- WHAT IS EXPECTED
Reproduce each line exactly. Skip none.

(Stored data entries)
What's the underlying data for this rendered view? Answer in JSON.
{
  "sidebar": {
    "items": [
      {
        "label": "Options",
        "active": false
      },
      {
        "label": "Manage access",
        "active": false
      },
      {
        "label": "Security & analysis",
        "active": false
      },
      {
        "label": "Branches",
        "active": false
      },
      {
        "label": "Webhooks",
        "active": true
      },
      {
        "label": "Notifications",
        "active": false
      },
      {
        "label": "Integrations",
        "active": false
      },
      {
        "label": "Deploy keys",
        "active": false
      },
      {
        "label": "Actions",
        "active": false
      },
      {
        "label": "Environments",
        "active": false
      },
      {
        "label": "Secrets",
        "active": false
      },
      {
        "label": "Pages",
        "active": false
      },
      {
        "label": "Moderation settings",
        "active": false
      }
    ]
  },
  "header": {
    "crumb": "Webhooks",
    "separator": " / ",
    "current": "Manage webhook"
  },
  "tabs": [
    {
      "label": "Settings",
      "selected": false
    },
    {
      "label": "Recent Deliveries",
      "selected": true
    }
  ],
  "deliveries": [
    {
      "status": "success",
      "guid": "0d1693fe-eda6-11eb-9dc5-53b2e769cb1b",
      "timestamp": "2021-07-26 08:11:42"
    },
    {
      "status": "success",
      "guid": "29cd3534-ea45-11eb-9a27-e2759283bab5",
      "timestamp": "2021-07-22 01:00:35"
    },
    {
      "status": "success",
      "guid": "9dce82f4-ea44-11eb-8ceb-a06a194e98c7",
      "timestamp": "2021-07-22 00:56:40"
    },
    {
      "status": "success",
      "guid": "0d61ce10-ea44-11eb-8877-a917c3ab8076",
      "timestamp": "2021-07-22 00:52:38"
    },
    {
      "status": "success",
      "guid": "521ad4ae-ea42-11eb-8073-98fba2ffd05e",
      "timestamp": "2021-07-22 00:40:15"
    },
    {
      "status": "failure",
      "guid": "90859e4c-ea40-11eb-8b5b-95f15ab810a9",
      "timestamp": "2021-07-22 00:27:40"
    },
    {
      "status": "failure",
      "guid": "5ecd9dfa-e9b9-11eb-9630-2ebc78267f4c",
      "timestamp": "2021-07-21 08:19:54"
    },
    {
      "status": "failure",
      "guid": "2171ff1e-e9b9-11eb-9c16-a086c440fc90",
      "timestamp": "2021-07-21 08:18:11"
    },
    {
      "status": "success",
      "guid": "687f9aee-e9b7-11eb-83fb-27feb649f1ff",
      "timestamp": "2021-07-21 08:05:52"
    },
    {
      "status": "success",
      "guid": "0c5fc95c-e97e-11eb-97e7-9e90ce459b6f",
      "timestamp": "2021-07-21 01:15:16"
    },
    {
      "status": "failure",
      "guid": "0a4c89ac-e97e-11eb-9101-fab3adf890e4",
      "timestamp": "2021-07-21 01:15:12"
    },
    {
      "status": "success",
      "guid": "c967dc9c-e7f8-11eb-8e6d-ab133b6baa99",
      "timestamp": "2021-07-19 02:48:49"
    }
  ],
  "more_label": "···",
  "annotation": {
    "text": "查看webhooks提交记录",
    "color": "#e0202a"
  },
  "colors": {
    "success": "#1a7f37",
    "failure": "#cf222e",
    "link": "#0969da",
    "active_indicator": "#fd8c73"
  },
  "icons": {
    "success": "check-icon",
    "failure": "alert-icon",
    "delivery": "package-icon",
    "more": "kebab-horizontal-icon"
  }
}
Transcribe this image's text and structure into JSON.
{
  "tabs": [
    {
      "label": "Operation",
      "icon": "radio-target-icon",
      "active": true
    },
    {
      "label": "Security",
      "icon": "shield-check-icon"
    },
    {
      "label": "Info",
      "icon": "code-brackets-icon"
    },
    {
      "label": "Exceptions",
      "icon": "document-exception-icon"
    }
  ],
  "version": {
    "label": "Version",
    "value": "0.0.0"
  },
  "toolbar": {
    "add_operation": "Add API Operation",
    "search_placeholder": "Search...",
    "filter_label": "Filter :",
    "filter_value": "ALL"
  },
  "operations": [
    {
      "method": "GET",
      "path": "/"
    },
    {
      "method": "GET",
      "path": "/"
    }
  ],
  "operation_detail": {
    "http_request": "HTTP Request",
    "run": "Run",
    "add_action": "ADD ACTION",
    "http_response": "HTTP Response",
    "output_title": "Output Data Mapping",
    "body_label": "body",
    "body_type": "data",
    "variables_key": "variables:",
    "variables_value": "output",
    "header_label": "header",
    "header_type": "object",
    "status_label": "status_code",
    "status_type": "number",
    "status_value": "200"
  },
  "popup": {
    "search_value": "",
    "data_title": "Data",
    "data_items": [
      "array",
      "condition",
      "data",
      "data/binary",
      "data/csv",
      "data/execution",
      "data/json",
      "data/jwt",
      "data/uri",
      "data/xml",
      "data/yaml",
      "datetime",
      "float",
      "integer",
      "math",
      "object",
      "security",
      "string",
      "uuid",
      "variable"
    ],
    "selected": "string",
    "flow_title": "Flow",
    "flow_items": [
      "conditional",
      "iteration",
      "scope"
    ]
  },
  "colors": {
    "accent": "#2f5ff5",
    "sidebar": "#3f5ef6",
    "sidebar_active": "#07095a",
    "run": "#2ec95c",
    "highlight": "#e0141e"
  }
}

- OUTPUT OF THE TASK
What's the underlying data for this rendered view? Answer in JSON.
{
  "sidebar": {
    "items": [
      {
        "label": "Options",
        "active": false
      },
      {
        "label": "Manage access",
        "active": false
      },
      {
        "label": "Security & analysis",
        "active": false
      },
      {
        "label": "Branches",
        "active": false
      },
      {
        "label": "Webhooks",
        "active": true
      },
      {
        "label": "Notifications",
        "active": false
      },
      {
        "label": "Integrations",
        "active": false
      },
      {
        "label": "Deploy keys",
        "active": false
      },
      {
        "label": "Actions",
        "active": false
      },
      {
        "label": "Environments",
        "active": false
      },
      {
        "label": "Secrets",
        "active": false
      },
      {
        "label": "Pages",
        "active": false
      },
      {
        "label": "Moderation settings",
        "active": false
      }
    ]
  },
  "header": {
    "crumb": "Webhooks",
    "separator": " / ",
    "current": "Manage webhook"
  },
  "tabs": [
    {
      "label": "Settings",
      "selected": false
    },
    {
      "label": "Recent Deliveries",
      "selected": true
    }
  ],
  "deliveries": [
    {
      "status": "success",
      "guid": "0d1693fe-eda6-11eb-9dc5-53b2e769cb1b",
      "timestamp": "2021-07-26 08:11:42"
    },
    {
      "status": "success",
      "guid": "29cd3534-ea45-11eb-9a27-e2759283bab5",
      "timestamp": "2021-07-22 01:00:35"
    },
    {
      "status": "success",
      "guid": "9dce82f4-ea44-11eb-8ceb-a06a194e98c7",
      "timestamp": "2021-07-22 00:56:40"
    },
    {
      "status": "success",
      "guid": "0d61ce10-ea44-11eb-8877-a917c3ab8076",
      "timestamp": "2021-07-22 00:52:38"
    },
    {
      "status": "success",
      "guid": "521ad4ae-ea42-11eb-8073-98fba2ffd05e",
      "timestamp": "2021-07-22 00:40:15"
    },
    {
      "status": "failure",
      "guid": "90859e4c-ea40-11eb-8b5b-95f15ab810a9",
      "timestamp": "2021-07-22 00:27:40"
    },
    {
      "status": "failure",
      "guid": "5ecd9dfa-e9b9-11eb-9630-2ebc78267f4c",
      "timestamp": "2021-07-21 08:19:54"
    },
    {
      "status": "failure",
      "guid": "2171ff1e-e9b9-11eb-9c16-a086c440fc90",
      "timestamp": "2021-07-21 08:18:11"
    },
    {
      "status": "success",
      "guid": "687f9aee-e9b7-11eb-83fb-27feb649f1ff",
      "timestamp": "2021-07-21 08:05:52"
    },
    {
      "status": "success",
      "guid": "0c5fc95c-e97e-11eb-97e7-9e90ce459b6f",
      "timestamp": "2021-07-21 01:15:16"
    },
    {
      "status": "failure",
      "guid": "0a4c89ac-e97e-11eb-9101-fab3adf890e4",
      "timestamp": "2021-07-21 01:15:12"
    },
    {
      "status": "success",
      "guid": "c967dc9c-e7f8-11eb-8e6d-ab133b6baa99",
      "timestamp": "2021-07-19 02:48:49"
    }
  ],
  "more_label": "···",
  "annotation": {
    "text": "查看webhooks提交记录",
    "color": "#e0202a"
  },
  "colors": {
    "success": "#1a7f37",
    "failure": "#cf222e",
    "link": "#0969da",
    "active_indicator": "#fd8c73"
  },
  "icons": {
    "success": "check-icon",
    "failure": "alert-icon",
    "delivery": "package-icon",
    "more": "kebab-horizontal-icon"
  }
}
Transcribe this image's text and structure into JSON.
{
  "tabs": [
    {
      "label": "Operation",
      "icon": "radio-target-icon",
      "active": true
    },
    {
      "label": "Security",
      "icon": "shield-check-icon"
    },
    {
      "label": "Info",
      "icon": "code-brackets-icon"
    },
    {
      "label": "Exceptions",
      "icon": "document-exception-icon"
    }
  ],
  "version": {
    "label": "Version",
    "value": "0.0.0"
  },
  "toolbar": {
    "add_operation": "Add API Operation",
    "search_placeholder": "Search...",
    "filter_label": "Filter :",
    "filter_value": "ALL"
  },
  "operations": [
    {
      "method": "GET",
      "path": "/"
    },
    {
      "method": "GET",
      "path": "/"
    }
  ],
  "operation_detail": {
    "http_request": "HTTP Request",
    "run": "Run",
    "add_action": "ADD ACTION",
    "http_response": "HTTP Response",
    "output_title": "Output Data Mapping",
    "body_label": "body",
    "body_type": "data",
    "variables_key": "variables:",
    "variables_value": "output",
    "header_label": "header",
    "header_type": "object",
    "status_label": "status_code",
    "status_type": "number",
    "status_value": "200"
  },
  "popup": {
    "search_value": "",
    "data_title": "Data",
    "data_items": [
      "array",
      "condition",
      "data",
      "data/binary",
      "data/csv",
      "data/execution",
      "data/json",
      "data/jwt",
      "data/uri",
      "data/xml",
      "data/yaml",
      "datetime",
      "float",
      "integer",
      "math",
      "object",
      "security",
      "string",
      "uuid",
      "variable"
    ],
    "selected": "string",
    "flow_title": "Flow",
    "flow_items": [
      "conditional",
      "iteration",
      "scope"
    ]
  },
  "colors": {
    "accent": "#2f5ff5",
    "sidebar": "#3f5ef6",
    "sidebar_active": "#07095a",
    "run": "#2ec95c",
    "highlight": "#e0141e"
  }
}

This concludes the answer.